### Set exercise
Which lines hold the word "from"? Copy each one.

## Begin Data for this task

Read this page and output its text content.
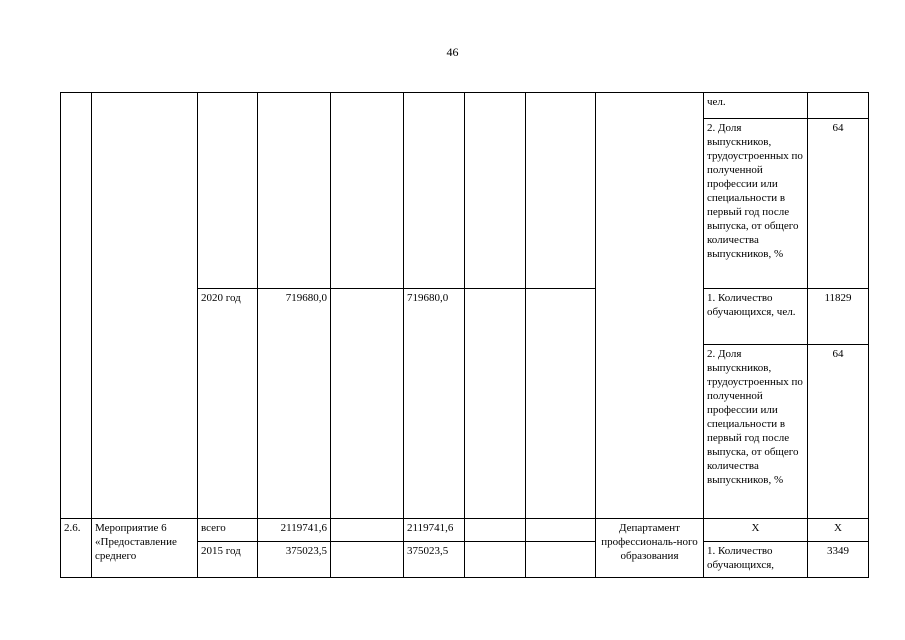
46
									чел.	
									2. Доля выпускников, трудоустроенных по полученной профессии или специальности в первый год после выпуска, от общего количества выпускников, %	64
		2020 год	719680,0		719680,0				1. Количество обучающихся, чел.	11829
									2. Доля выпускников, трудоустроенных по полученной профессии или специальности в первый год после выпуска, от общего количества выпускников, %	64
2.6.	Мероприятие 6 «Предоставление среднего	всего	2119741,6		2119741,6			Департамент профессиональ-ного образования	Х	Х
		2015 год	375023,5		375023,5				1. Количество обучающихся,	3349
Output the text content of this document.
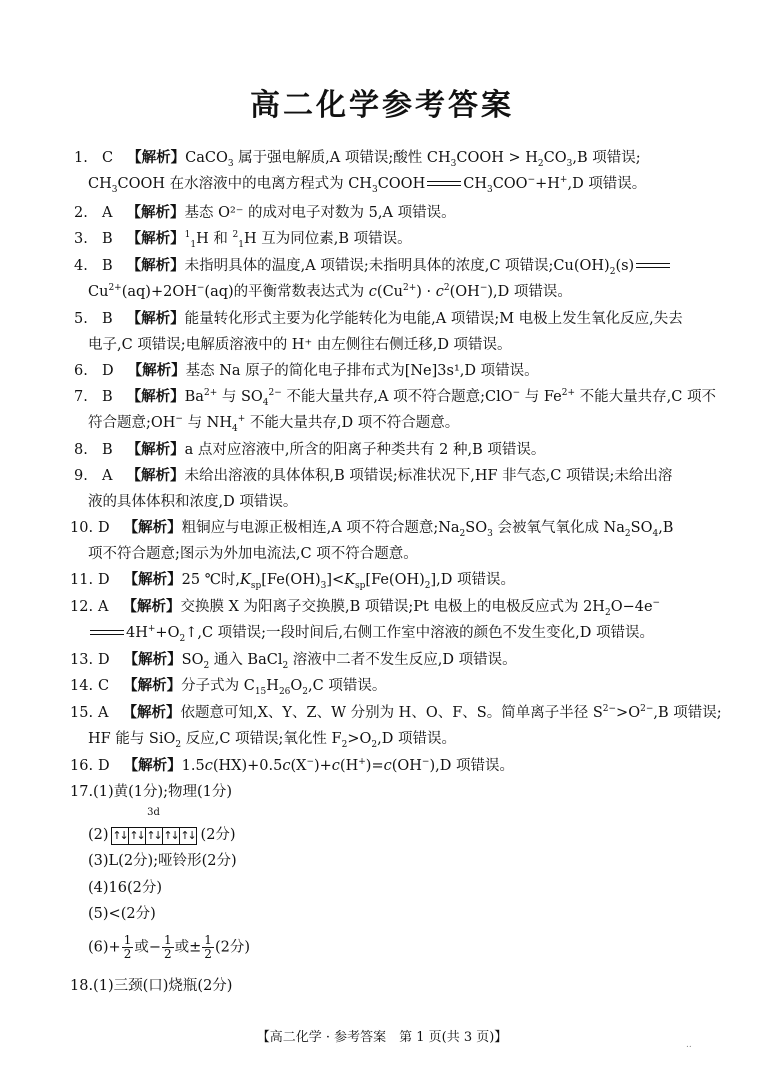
高二化学参考答案
1. C 【解析】CaCO$_3$ 属于强电解质,A 项错误;酸性 $CH_3COOH > H_2CO_3,B$ 项错误;
$CH_3COOH$ 在水溶液中的电离方程式为 $CH_3COOH$	$CH_3COO^-+H^+,D$ 项错误。
2. A 【解析】基态 O²⁻ 的成对电子对数为 5,A 项错误。
3. B 【解析】$^1_1$H 和 $^2_1$H 互为同位素,B 项错误。
4. B 【解析】未指明具体的温度,A 项错误;未指明具体的浓度,C 项错误$;Cu(OH)_2(s)$
$Cu^{2+}(aq)+2OH^-(aq)$的平衡常数表达式为 $c(Cu^{2+}) \cdot c^2(OH^-),D$ 项错误。
5. B 【解析】能量转化形式主要为化学能转化为电能,A 项错误;M 电极上发生氧化反应,失去
电子,C 项错误;电解质溶液中的 H⁺ 由左侧往右侧迁移,D 项错误。
6. D 【解析】基态 Na 原子的简化电子排布式为[Ne]3s¹,D 项错误。
7. B 【解析】$Ba^{2+}$ 与 $SO_4^{2-}$ 不能大量共存,A 项不符合题意;ClO− 与 $Fe^{2+}$ 不能大量共存,C 项不
符合题意;OH− 与 $NH_4^+$ 不能大量共存,D 项不符合题意。
8. B 【解析】a 点对应溶液中,所含的阳离子种类共有 2 种,B 项错误。
9. A 【解析】未给出溶液的具体体积,B 项错误;标准状况下,HF 非气态,C 项错误;未给出溶
液的具体体积和浓度,D 项错误。
10. D 【解析】粗铜应与电源正极相连,A 项不符合题意$;Na_2SO_3$ 会被氧气氧化成 $Na_2SO_4,B$
项不符合题意;图示为外加电流法,C 项不符合题意。
11. D 【解析】25 ℃时$,K_{sp}[Fe(OH)_3]<K_{sp}[Fe(OH)_2],D$ 项错误。
12. A 【解析】交换膜 X 为阳离子交换膜,B 项错误;Pt 电极上的电极反应式为 $2H_2O-4e^-$
$4H^++O_2↑,C$ 项错误;一段时间后,右侧工作室中溶液的颜色不发生变化,D 项错误。
13. D 【解析】$SO_2$ 通入 BaCl$_2$ 溶液中二者不发生反应,D 项错误。
14. C 【解析】分子式为 $C_{15}H_{26}O_2,C$ 项错误。
15. A 【解析】依题意可知,X、Y、Z、W 分别为 H、O、F、S。简单离子半径 $S^{2-}>O^{2-},B$ 项错误;
HF 能与 SiO$_2$ 反应,C 项错误;氧化性 $F_2>O_2,D$ 项错误。
16. D 【解析】1.5c(HX)+0.5c(X−)+c(H+)=c(OH−),D 项错误。
17.(1)黄(1分);物理(1分)
(2)
3d
↑↓ ↑↓ ↑↓ ↑↓ ↑↓ (2分)
(3)L(2分);哑铃形(2分)
(4)16(2分)
(5)<(2分)
$(6)+ \frac{1}{2}$ 或− $\frac{1}{2}$ 或± $\frac{1}{2} (2$分)
18.(1)三颈(口)烧瓶(2分)
【高二化学 · 参考答案　第 1 页(共 3 页)】	..
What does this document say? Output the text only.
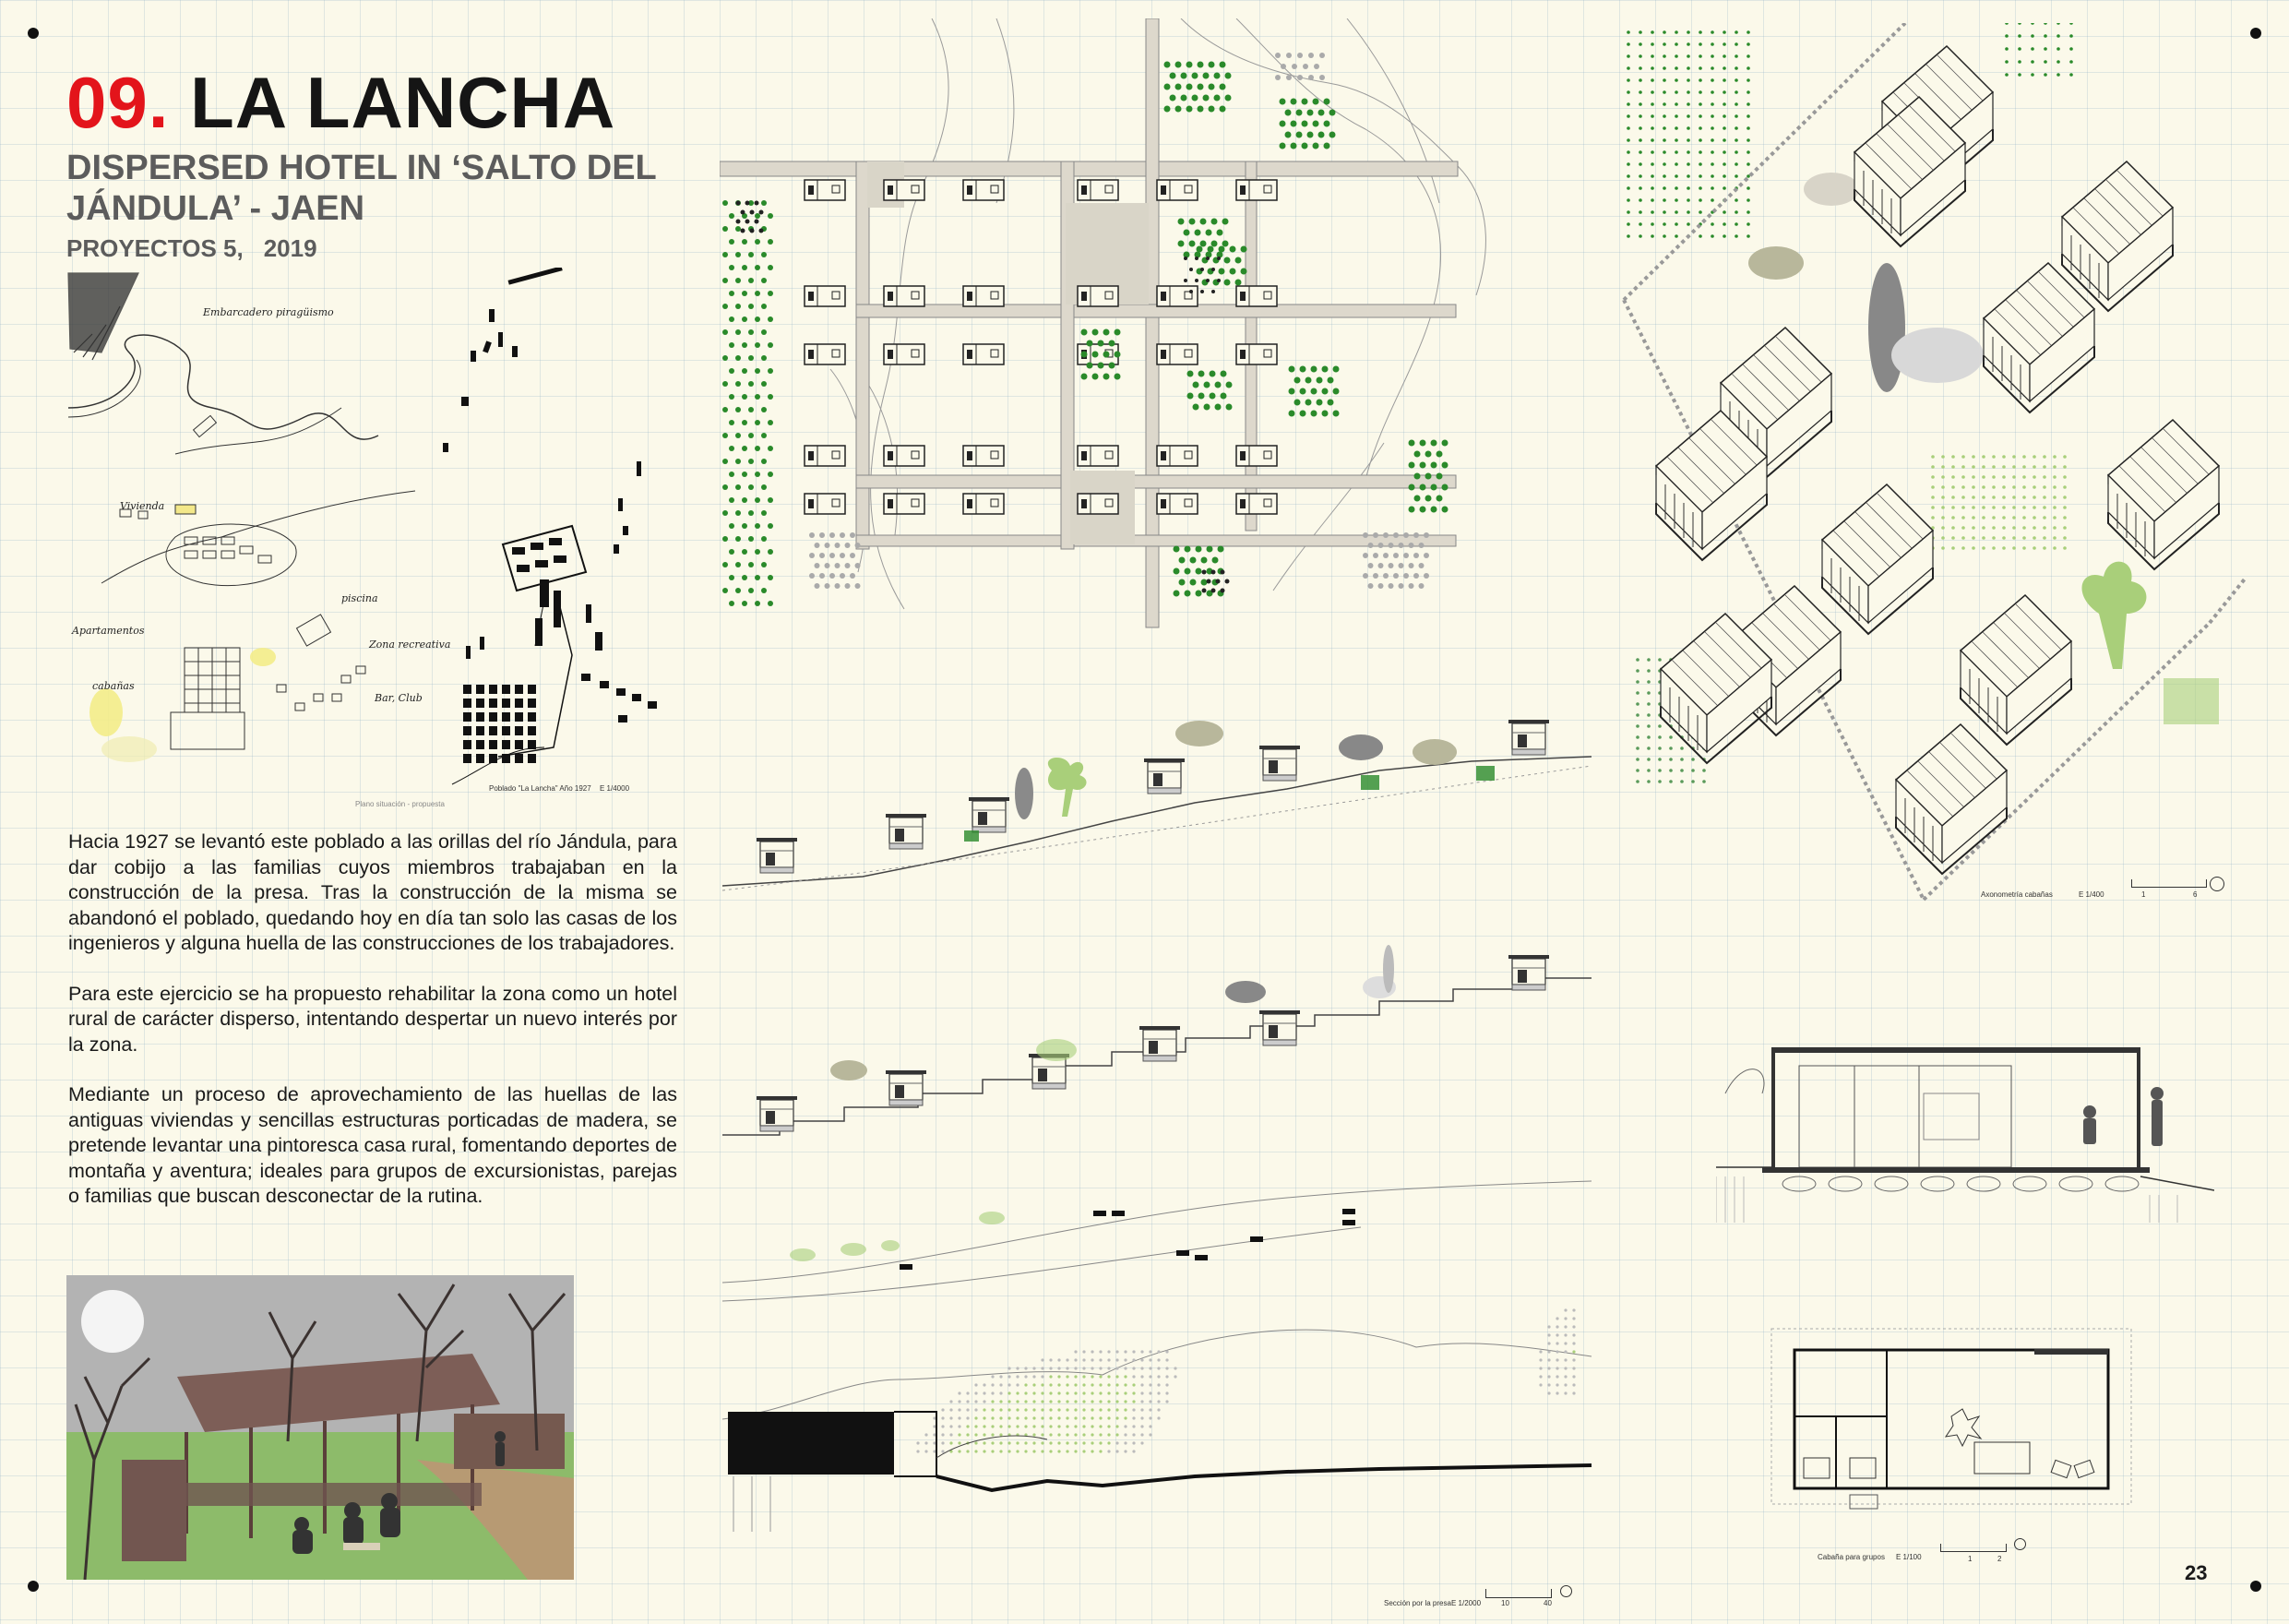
09. LA LANCHA
DISPERSED HOTEL IN ‘SALTO DEL JÁNDULA’ - JAEN
PROYECTOS 5, 2019
Embarcadero piragüismo
Vivienda
Apartamentos
piscina
Zona recreativa
Bar, Club
cabañas
Plano situación - propuesta
Poblado "La Lancha" Año 1927 E 1/4000

Hacia 1927 se levantó este poblado a las orillas del río Jándula, para dar cobijo a las familias cuyos miembros trabajaban en la construcción de la presa. Tras la construcción de la misma se abandonó el poblado, quedando hoy en día tan solo las casas de los ingenieros y alguna huella de las construcciones de los trabajadores.

Para este ejercicio se ha propuesto rehabilitar la zona como un hotel rural de carácter disperso, intentando despertar un nuevo interés por la zona.

Mediante un proceso de aprovechamiento de las huellas de las antiguas viviendas y sencillas estructuras porticadas de madera, se pretende levantar una pintoresca casa rural, fomentando deportes de montaña y aventura; ideales para grupos de excursionistas, parejas o familias que buscan desconectar de la rutina.

Sección por la presa E 1/2000	10	40
Axonometría cabañas	E 1/400	1	6
Cabaña para grupos E 1/100	1	2
23
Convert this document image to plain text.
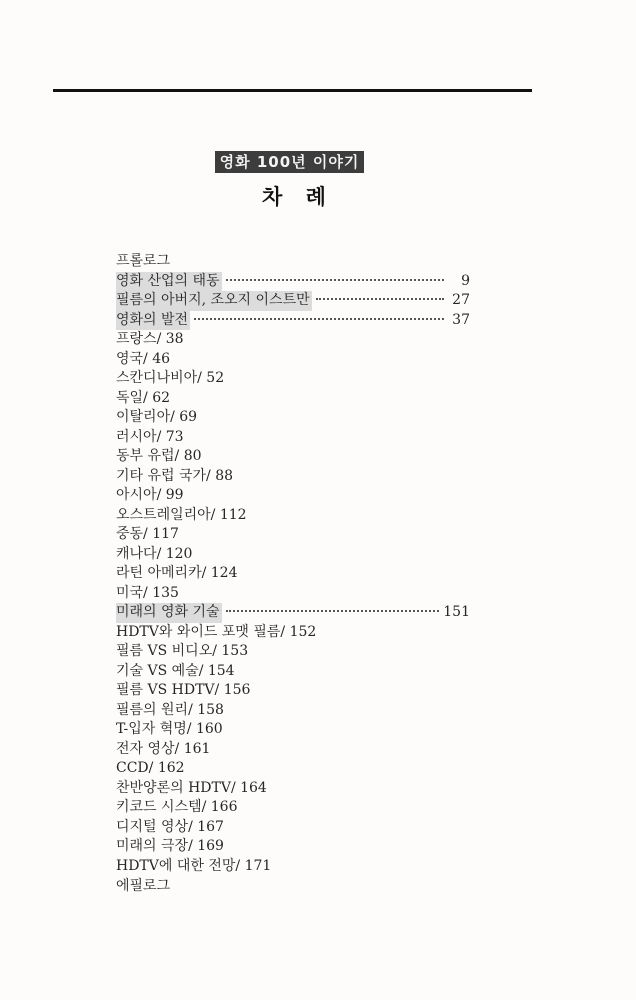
영화 100년 이야기
차 례
프롤로그
영화 산업의 태동	9
필름의 아버지, 조오지 이스트만	27
영화의 발전	37
프랑스/ 38
영국/ 46
스칸디나비아/ 52
독일/ 62
이탈리아/ 69
러시아/ 73
동부 유럽/ 80
기타 유럽 국가/ 88
아시아/ 99
오스트레일리아/ 112
중동/ 117
캐나다/ 120
라틴 아메리카/ 124
미국/ 135
미래의 영화 기술	151
HDTV와 와이드 포맷 필름/ 152
필름 VS 비디오/ 153
기술 VS 예술/ 154
필름 VS HDTV/ 156
필름의 원리/ 158
T-입자 혁명/ 160
전자 영상/ 161
CCD/ 162
찬반양론의 HDTV/ 164
키코드 시스템/ 166
디지털 영상/ 167
미래의 극장/ 169
HDTV에 대한 전망/ 171
에필로그
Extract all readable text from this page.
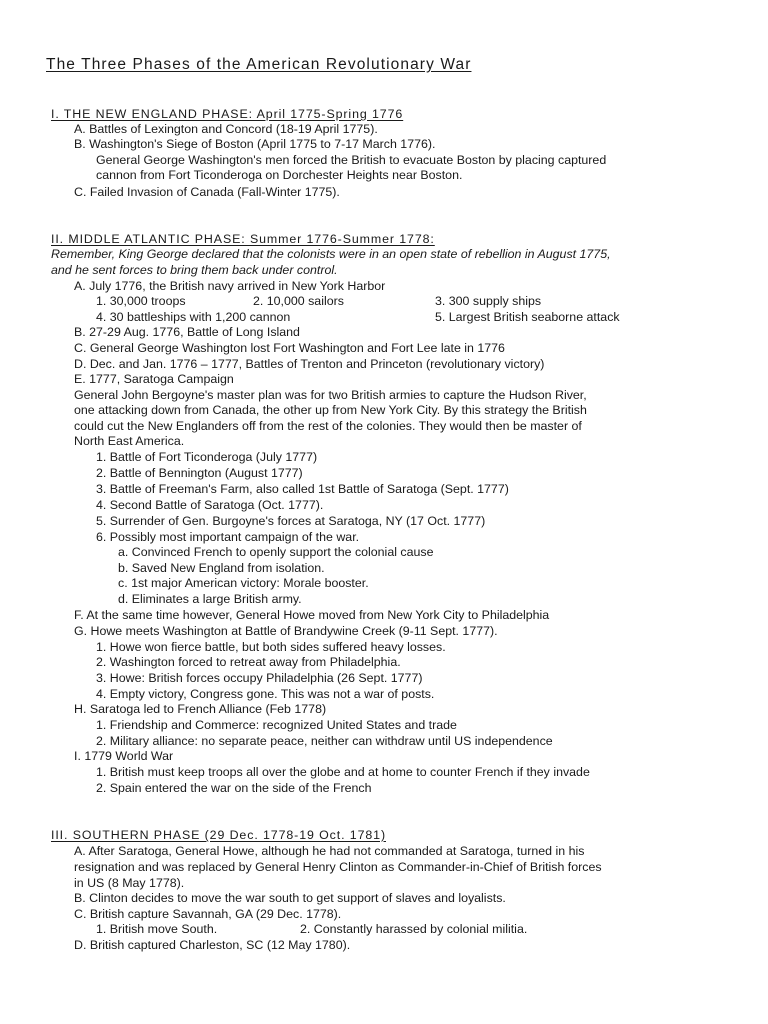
The Three Phases of the American Revolutionary War
I. THE NEW ENGLAND PHASE: April 1775-Spring 1776
A. Battles of Lexington and Concord (18-19 April 1775).
B. Washington's Siege of Boston (April 1775 to 7-17 March 1776).
General George Washington's men forced the British to evacuate Boston by placing captured
cannon from Fort Ticonderoga on Dorchester Heights near Boston.
C. Failed Invasion of Canada (Fall-Winter 1775).
II. MIDDLE ATLANTIC PHASE: Summer 1776-Summer 1778:
Remember, King George declared that the colonists were in an open state of rebellion in August 1775,
and he sent forces to bring them back under control.
A. July 1776, the British navy arrived in New York Harbor
1. 30,000 troops	2. 10,000 sailors	3. 300 supply ships
4. 30 battleships with 1,200 cannon	5. Largest British seaborne attack
B. 27-29 Aug. 1776, Battle of Long Island
C. General George Washington lost Fort Washington and Fort Lee late in 1776
D. Dec. and Jan. 1776 – 1777, Battles of Trenton and Princeton (revolutionary victory)
E. 1777, Saratoga Campaign
General John Bergoyne's master plan was for two British armies to capture the Hudson River,
one attacking down from Canada, the other up from New York City. By this strategy the British
could cut the New Englanders off from the rest of the colonies. They would then be master of
North East America.
1. Battle of Fort Ticonderoga (July 1777)
2. Battle of Bennington (August 1777)
3. Battle of Freeman's Farm, also called 1st Battle of Saratoga (Sept. 1777)
4. Second Battle of Saratoga (Oct. 1777).
5. Surrender of Gen. Burgoyne's forces at Saratoga, NY (17 Oct. 1777)
6. Possibly most important campaign of the war.
a. Convinced French to openly support the colonial cause
b. Saved New England from isolation.
c. 1st major American victory: Morale booster.
d. Eliminates a large British army.
F. At the same time however, General Howe moved from New York City to Philadelphia
G. Howe meets Washington at Battle of Brandywine Creek (9-11 Sept. 1777).
1. Howe won fierce battle, but both sides suffered heavy losses.
2. Washington forced to retreat away from Philadelphia.
3. Howe: British forces occupy Philadelphia (26 Sept. 1777)
4. Empty victory, Congress gone. This was not a war of posts.
H. Saratoga led to French Alliance (Feb 1778)
1. Friendship and Commerce: recognized United States and trade
2. Military alliance: no separate peace, neither can withdraw until US independence
I. 1779 World War
1. British must keep troops all over the globe and at home to counter French if they invade
2. Spain entered the war on the side of the French
III. SOUTHERN PHASE (29 Dec. 1778-19 Oct. 1781)
A. After Saratoga, General Howe, although he had not commanded at Saratoga, turned in his
resignation and was replaced by General Henry Clinton as Commander-in-Chief of British forces
in US (8 May 1778).
B. Clinton decides to move the war south to get support of slaves and loyalists.
C. British capture Savannah, GA (29 Dec. 1778).
1. British move South.	2. Constantly harassed by colonial militia.
D. British captured Charleston, SC (12 May 1780).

## End Data for this task

### Completed exercise
Extract all readable text from this page.
cannon from Fort Ticonderoga on Dorchester Heights near Boston.
one attacking down from Canada, the other up from New York City. By this strategy the British
could cut the New Englanders off from the rest of the colonies. They would then be master of
b. Saved New England from isolation.
F. At the same time however, General Howe moved from New York City to Philadelphia
2. Washington forced to retreat away from Philadelphia.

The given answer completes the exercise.